WHAT YOU WILL DO: Reproduce the material below word for word, leaving out the pictures.
===== EXERCISE DATA =====
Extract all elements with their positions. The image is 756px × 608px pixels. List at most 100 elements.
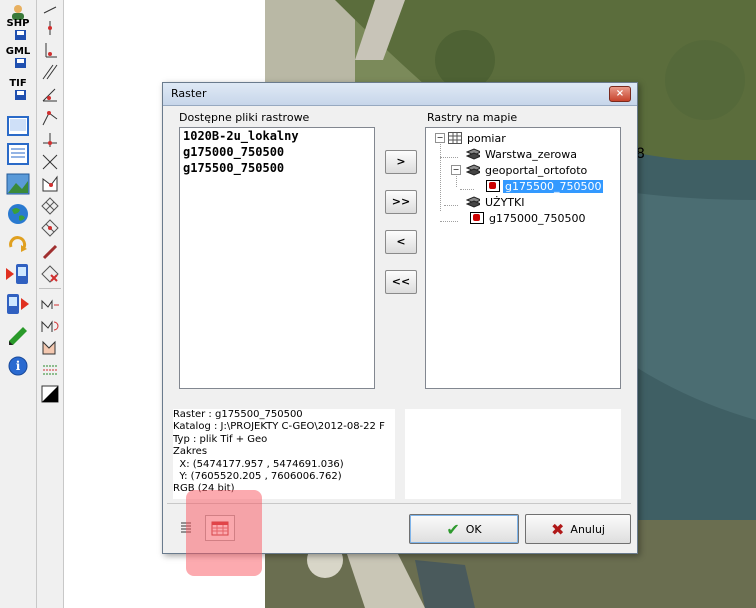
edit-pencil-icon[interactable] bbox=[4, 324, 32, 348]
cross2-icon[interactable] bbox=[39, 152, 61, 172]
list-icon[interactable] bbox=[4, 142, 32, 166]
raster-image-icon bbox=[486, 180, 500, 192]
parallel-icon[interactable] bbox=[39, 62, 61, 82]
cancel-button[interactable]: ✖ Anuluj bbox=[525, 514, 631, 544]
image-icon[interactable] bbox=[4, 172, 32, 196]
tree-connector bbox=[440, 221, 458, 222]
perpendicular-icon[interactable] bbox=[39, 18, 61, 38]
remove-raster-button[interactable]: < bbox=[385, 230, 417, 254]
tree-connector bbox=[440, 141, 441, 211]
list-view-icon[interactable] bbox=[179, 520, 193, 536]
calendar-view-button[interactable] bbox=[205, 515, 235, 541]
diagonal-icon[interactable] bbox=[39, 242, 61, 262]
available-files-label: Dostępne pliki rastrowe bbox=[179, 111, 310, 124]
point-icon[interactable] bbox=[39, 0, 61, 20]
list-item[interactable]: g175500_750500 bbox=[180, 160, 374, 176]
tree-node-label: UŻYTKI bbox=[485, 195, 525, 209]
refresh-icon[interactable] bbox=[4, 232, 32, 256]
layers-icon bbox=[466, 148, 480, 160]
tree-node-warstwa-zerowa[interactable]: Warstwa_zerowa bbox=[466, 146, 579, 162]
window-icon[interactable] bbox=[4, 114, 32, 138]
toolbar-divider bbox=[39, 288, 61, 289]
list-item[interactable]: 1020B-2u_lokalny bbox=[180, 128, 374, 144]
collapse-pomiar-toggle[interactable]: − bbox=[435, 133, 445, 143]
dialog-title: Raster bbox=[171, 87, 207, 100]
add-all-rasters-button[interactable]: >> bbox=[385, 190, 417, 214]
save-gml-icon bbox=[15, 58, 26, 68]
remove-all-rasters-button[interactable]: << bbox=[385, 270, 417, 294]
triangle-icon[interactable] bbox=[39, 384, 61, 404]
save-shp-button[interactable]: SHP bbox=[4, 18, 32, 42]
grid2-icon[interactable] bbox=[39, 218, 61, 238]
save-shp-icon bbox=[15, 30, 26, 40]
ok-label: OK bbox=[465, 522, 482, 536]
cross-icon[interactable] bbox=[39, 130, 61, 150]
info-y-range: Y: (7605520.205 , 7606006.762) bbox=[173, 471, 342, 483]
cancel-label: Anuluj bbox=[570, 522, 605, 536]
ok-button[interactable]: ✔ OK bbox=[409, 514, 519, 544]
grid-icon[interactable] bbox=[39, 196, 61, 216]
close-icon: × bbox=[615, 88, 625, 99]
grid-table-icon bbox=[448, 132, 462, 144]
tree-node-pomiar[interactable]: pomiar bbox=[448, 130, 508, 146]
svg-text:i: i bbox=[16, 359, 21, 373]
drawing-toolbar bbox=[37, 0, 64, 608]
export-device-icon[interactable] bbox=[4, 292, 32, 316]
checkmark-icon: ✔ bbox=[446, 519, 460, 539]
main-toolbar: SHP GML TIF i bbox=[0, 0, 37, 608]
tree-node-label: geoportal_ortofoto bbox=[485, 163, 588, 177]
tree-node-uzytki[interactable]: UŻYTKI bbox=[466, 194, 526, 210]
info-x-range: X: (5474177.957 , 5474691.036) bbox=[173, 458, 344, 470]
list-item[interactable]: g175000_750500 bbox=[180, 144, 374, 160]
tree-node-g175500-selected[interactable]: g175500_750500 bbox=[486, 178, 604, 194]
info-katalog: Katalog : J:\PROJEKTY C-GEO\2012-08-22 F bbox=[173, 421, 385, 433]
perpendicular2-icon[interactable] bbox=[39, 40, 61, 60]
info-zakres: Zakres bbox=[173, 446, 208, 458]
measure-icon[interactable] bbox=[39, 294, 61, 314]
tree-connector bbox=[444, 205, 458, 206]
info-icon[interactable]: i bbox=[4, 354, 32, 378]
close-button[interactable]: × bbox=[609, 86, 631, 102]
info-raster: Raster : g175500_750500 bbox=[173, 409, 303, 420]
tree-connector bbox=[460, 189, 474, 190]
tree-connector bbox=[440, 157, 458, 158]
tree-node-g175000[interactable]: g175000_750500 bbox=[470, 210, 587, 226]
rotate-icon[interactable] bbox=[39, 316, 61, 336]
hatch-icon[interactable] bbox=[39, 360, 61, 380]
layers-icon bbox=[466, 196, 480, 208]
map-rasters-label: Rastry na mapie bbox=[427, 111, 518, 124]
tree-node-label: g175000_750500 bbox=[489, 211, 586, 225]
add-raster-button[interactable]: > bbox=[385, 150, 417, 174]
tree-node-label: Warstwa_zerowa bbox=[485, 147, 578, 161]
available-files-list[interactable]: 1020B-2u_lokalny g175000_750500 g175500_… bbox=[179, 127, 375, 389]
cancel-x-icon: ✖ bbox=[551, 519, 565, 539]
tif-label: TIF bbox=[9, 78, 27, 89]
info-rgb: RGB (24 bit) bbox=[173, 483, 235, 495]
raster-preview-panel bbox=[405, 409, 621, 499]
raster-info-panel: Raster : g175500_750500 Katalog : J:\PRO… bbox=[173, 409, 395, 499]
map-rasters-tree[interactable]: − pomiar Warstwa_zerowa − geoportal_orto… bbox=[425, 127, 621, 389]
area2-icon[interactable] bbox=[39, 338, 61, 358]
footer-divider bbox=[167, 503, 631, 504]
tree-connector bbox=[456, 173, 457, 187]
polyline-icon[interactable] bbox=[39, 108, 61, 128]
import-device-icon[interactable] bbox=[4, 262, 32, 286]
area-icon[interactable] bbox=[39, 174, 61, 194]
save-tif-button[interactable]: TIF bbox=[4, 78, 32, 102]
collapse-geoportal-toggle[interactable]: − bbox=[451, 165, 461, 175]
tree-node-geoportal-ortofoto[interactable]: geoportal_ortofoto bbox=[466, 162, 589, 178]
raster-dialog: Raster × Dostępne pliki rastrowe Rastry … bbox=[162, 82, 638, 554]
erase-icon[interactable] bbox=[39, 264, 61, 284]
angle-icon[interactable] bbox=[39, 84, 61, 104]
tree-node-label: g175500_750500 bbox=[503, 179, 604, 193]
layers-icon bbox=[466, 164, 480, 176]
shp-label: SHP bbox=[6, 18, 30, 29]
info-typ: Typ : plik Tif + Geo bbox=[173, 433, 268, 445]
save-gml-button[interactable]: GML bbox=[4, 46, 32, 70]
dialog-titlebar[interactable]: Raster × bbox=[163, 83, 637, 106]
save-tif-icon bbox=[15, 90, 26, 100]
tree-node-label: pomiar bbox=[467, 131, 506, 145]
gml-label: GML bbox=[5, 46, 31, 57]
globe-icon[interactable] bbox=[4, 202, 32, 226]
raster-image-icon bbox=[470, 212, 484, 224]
=====
RESULT OF THIS TASK:
Extract all elements with their positions. The image is 756px × 608px pixels. List at most 100 elements.
edit-pencil-icon[interactable] bbox=[4, 324, 32, 348]
cross2-icon[interactable] bbox=[39, 152, 61, 172]
list-icon[interactable] bbox=[4, 142, 32, 166]
raster-image-icon bbox=[486, 180, 500, 192]
parallel-icon[interactable] bbox=[39, 62, 61, 82]
cancel-button[interactable]: ✖ Anuluj bbox=[525, 514, 631, 544]
image-icon[interactable] bbox=[4, 172, 32, 196]
tree-connector bbox=[440, 221, 458, 222]
perpendicular-icon[interactable] bbox=[39, 18, 61, 38]
remove-raster-button[interactable]: < bbox=[385, 230, 417, 254]
tree-connector bbox=[440, 141, 441, 211]
list-view-icon[interactable] bbox=[179, 520, 193, 536]
calendar-view-button[interactable] bbox=[205, 515, 235, 541]
diagonal-icon[interactable] bbox=[39, 242, 61, 262]
available-files-label: Dostępne pliki rastrowe bbox=[179, 111, 310, 124]
point-icon[interactable] bbox=[39, 0, 61, 20]
list-item[interactable]: g175500_750500 bbox=[180, 160, 374, 176]
tree-node-label: UŻYTKI bbox=[485, 195, 525, 209]
refresh-icon[interactable] bbox=[4, 232, 32, 256]
layers-icon bbox=[466, 148, 480, 160]
tree-node-warstwa-zerowa[interactable]: Warstwa_zerowa bbox=[466, 146, 579, 162]
window-icon[interactable] bbox=[4, 114, 32, 138]
toolbar-divider bbox=[39, 288, 61, 289]
list-item[interactable]: 1020B-2u_lokalny bbox=[180, 128, 374, 144]
collapse-pomiar-toggle[interactable]: − bbox=[435, 133, 445, 143]
dialog-title: Raster bbox=[171, 87, 207, 100]
add-all-rasters-button[interactable]: >> bbox=[385, 190, 417, 214]
save-gml-icon bbox=[15, 58, 26, 68]
remove-all-rasters-button[interactable]: << bbox=[385, 270, 417, 294]
triangle-icon[interactable] bbox=[39, 384, 61, 404]
save-shp-button[interactable]: SHP bbox=[4, 18, 32, 42]
grid2-icon[interactable] bbox=[39, 218, 61, 238]
save-shp-icon bbox=[15, 30, 26, 40]
ok-label: OK bbox=[465, 522, 482, 536]
cross-icon[interactable] bbox=[39, 130, 61, 150]
info-y-range: Y: (7605520.205 , 7606006.762) bbox=[173, 471, 342, 483]
cancel-label: Anuluj bbox=[570, 522, 605, 536]
ok-button[interactable]: ✔ OK bbox=[409, 514, 519, 544]
grid-icon[interactable] bbox=[39, 196, 61, 216]
close-icon: × bbox=[615, 88, 625, 99]
grid-table-icon bbox=[448, 132, 462, 144]
tree-node-pomiar[interactable]: pomiar bbox=[448, 130, 508, 146]
svg-text:i: i bbox=[16, 359, 21, 373]
drawing-toolbar bbox=[37, 0, 64, 608]
export-device-icon[interactable] bbox=[4, 292, 32, 316]
checkmark-icon: ✔ bbox=[446, 519, 460, 539]
main-toolbar: SHP GML TIF i bbox=[0, 0, 37, 608]
tree-node-label: geoportal_ortofoto bbox=[485, 163, 588, 177]
tree-node-uzytki[interactable]: UŻYTKI bbox=[466, 194, 526, 210]
info-x-range: X: (5474177.957 , 5474691.036) bbox=[173, 458, 344, 470]
list-item[interactable]: g175000_750500 bbox=[180, 144, 374, 160]
tree-node-g175500-selected[interactable]: g175500_750500 bbox=[486, 178, 604, 194]
info-katalog: Katalog : J:\PROJEKTY C-GEO\2012-08-22 F bbox=[173, 421, 385, 433]
perpendicular2-icon[interactable] bbox=[39, 40, 61, 60]
info-zakres: Zakres bbox=[173, 446, 208, 458]
measure-icon[interactable] bbox=[39, 294, 61, 314]
tree-connector bbox=[444, 205, 458, 206]
info-icon[interactable]: i bbox=[4, 354, 32, 378]
close-button[interactable]: × bbox=[609, 86, 631, 102]
info-raster: Raster : g175500_750500 bbox=[173, 409, 303, 420]
tree-connector bbox=[460, 189, 474, 190]
tree-connector bbox=[440, 157, 458, 158]
tree-node-g175000[interactable]: g175000_750500 bbox=[470, 210, 587, 226]
rotate-icon[interactable] bbox=[39, 316, 61, 336]
hatch-icon[interactable] bbox=[39, 360, 61, 380]
layers-icon bbox=[466, 196, 480, 208]
map-rasters-label: Rastry na mapie bbox=[427, 111, 518, 124]
tree-node-label: g175000_750500 bbox=[489, 211, 586, 225]
add-raster-button[interactable]: > bbox=[385, 150, 417, 174]
tree-node-label: Warstwa_zerowa bbox=[485, 147, 578, 161]
available-files-list[interactable]: 1020B-2u_lokalny g175000_750500 g175500_… bbox=[179, 127, 375, 389]
cancel-x-icon: ✖ bbox=[551, 519, 565, 539]
tif-label: TIF bbox=[9, 78, 27, 89]
info-rgb: RGB (24 bit) bbox=[173, 483, 235, 495]
raster-preview-panel bbox=[405, 409, 621, 499]
raster-info-panel: Raster : g175500_750500 Katalog : J:\PRO… bbox=[173, 409, 395, 499]
map-rasters-tree[interactable]: − pomiar Warstwa_zerowa − geoportal_orto… bbox=[425, 127, 621, 389]
area2-icon[interactable] bbox=[39, 338, 61, 358]
footer-divider bbox=[167, 503, 631, 504]
tree-connector bbox=[456, 173, 457, 187]
polyline-icon[interactable] bbox=[39, 108, 61, 128]
import-device-icon[interactable] bbox=[4, 262, 32, 286]
area-icon[interactable] bbox=[39, 174, 61, 194]
save-tif-button[interactable]: TIF bbox=[4, 78, 32, 102]
collapse-geoportal-toggle[interactable]: − bbox=[451, 165, 461, 175]
tree-node-geoportal-ortofoto[interactable]: geoportal_ortofoto bbox=[466, 162, 589, 178]
raster-dialog: Raster × Dostępne pliki rastrowe Rastry … bbox=[162, 82, 638, 554]
erase-icon[interactable] bbox=[39, 264, 61, 284]
angle-icon[interactable] bbox=[39, 84, 61, 104]
tree-node-label: g175500_750500 bbox=[503, 179, 604, 193]
layers-icon bbox=[466, 164, 480, 176]
shp-label: SHP bbox=[6, 18, 30, 29]
info-typ: Typ : plik Tif + Geo bbox=[173, 433, 268, 445]
save-gml-button[interactable]: GML bbox=[4, 46, 32, 70]
dialog-titlebar[interactable]: Raster × bbox=[163, 83, 637, 106]
save-tif-icon bbox=[15, 90, 26, 100]
tree-node-label: pomiar bbox=[467, 131, 506, 145]
gml-label: GML bbox=[5, 46, 31, 57]
globe-icon[interactable] bbox=[4, 202, 32, 226]
raster-image-icon bbox=[470, 212, 484, 224]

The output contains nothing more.